**AIM**
The material below should be written out in full and exactly; pictures stay out of the copy.

**RECORDED DATA**
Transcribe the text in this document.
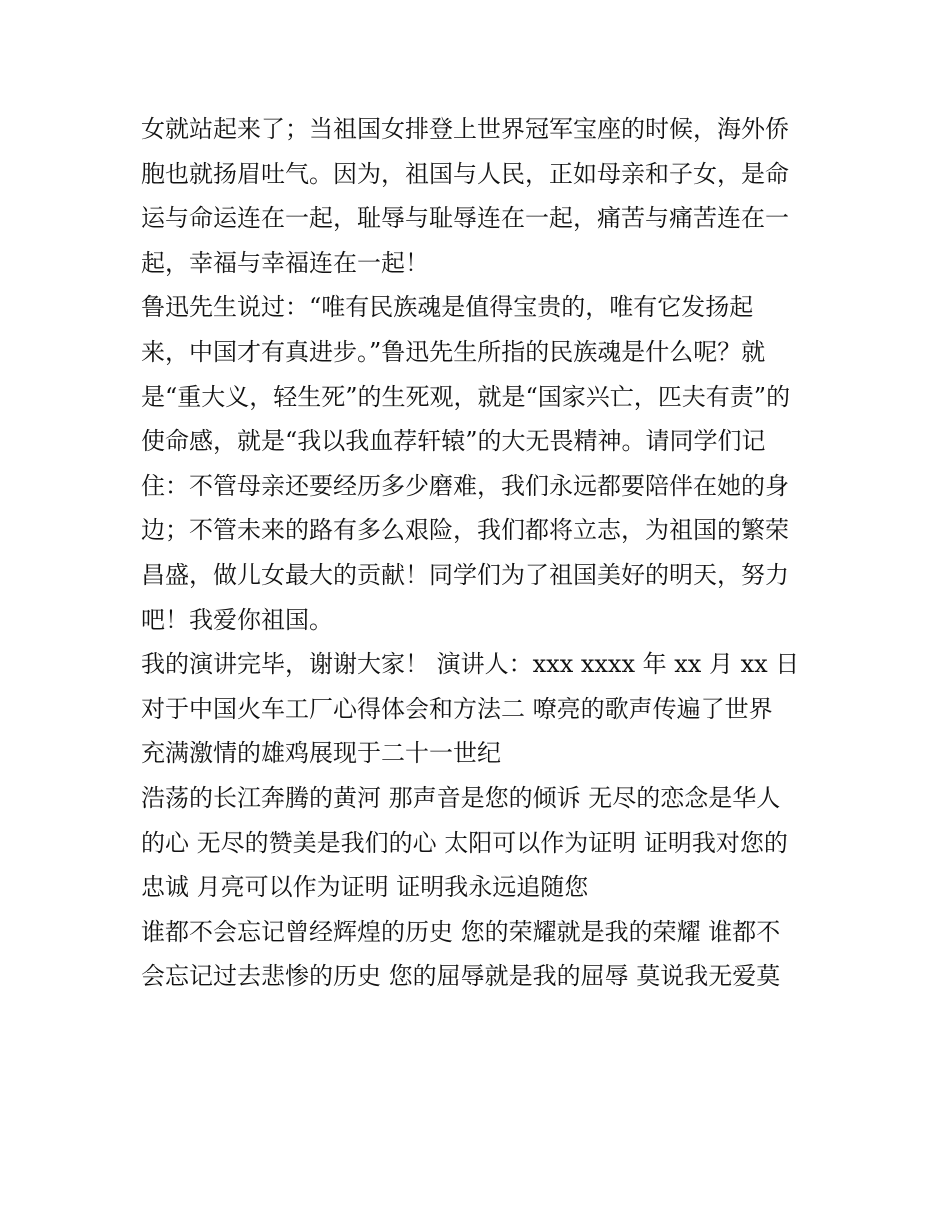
女就站起来了；当祖国女排登上世界冠军宝座的时候，海外侨

胞也就扬眉吐气。因为，祖国与人民，正如母亲和子女，是命

运与命运连在一起，耻辱与耻辱连在一起，痛苦与痛苦连在一

起，幸福与幸福连在一起！

鲁迅先生说过：“唯有民族魂是值得宝贵的，唯有它发扬起

来，中国才有真进步。”鲁迅先生所指的民族魂是什么呢？就

是“重大义，轻生死”的生死观，就是“国家兴亡，匹夫有责”的

使命感，就是“我以我血荐轩辕”的大无畏精神。请同学们记

住：不管母亲还要经历多少磨难，我们永远都要陪伴在她的身

边；不管未来的路有多么艰险，我们都将立志，为祖国的繁荣

昌盛，做儿女最大的贡献！同学们为了祖国美好的明天，努力

吧！我爱你祖国。

我的演讲完毕，谢谢大家！ 演讲人：xxx xxxx 年 xx 月 xx 日

对于中国火车工厂心得体会和方法二 嘹亮的歌声传遍了世界

充满激情的雄鸡展现于二十一世纪

浩荡的长江奔腾的黄河 那声音是您的倾诉 无尽的恋念是华人

的心 无尽的赞美是我们的心 太阳可以作为证明 证明我对您的

忠诚 月亮可以作为证明 证明我永远追随您

谁都不会忘记曾经辉煌的历史 您的荣耀就是我的荣耀 谁都不

会忘记过去悲惨的历史 您的屈辱就是我的屈辱 莫说我无爱莫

**COMPLETED TASK**
Transcribe the text in this document.
女就站起来了；当祖国女排登上世界冠军宝座的时候，海外侨

胞也就扬眉吐气。因为，祖国与人民，正如母亲和子女，是命

运与命运连在一起，耻辱与耻辱连在一起，痛苦与痛苦连在一

起，幸福与幸福连在一起！

鲁迅先生说过：“唯有民族魂是值得宝贵的，唯有它发扬起

来，中国才有真进步。”鲁迅先生所指的民族魂是什么呢？就

是“重大义，轻生死”的生死观，就是“国家兴亡，匹夫有责”的

使命感，就是“我以我血荐轩辕”的大无畏精神。请同学们记

住：不管母亲还要经历多少磨难，我们永远都要陪伴在她的身

边；不管未来的路有多么艰险，我们都将立志，为祖国的繁荣

昌盛，做儿女最大的贡献！同学们为了祖国美好的明天，努力

吧！我爱你祖国。

我的演讲完毕，谢谢大家！ 演讲人：xxx xxxx 年 xx 月 xx 日

对于中国火车工厂心得体会和方法二 嘹亮的歌声传遍了世界

充满激情的雄鸡展现于二十一世纪

浩荡的长江奔腾的黄河 那声音是您的倾诉 无尽的恋念是华人

的心 无尽的赞美是我们的心 太阳可以作为证明 证明我对您的

忠诚 月亮可以作为证明 证明我永远追随您

谁都不会忘记曾经辉煌的历史 您的荣耀就是我的荣耀 谁都不

会忘记过去悲惨的历史 您的屈辱就是我的屈辱 莫说我无爱莫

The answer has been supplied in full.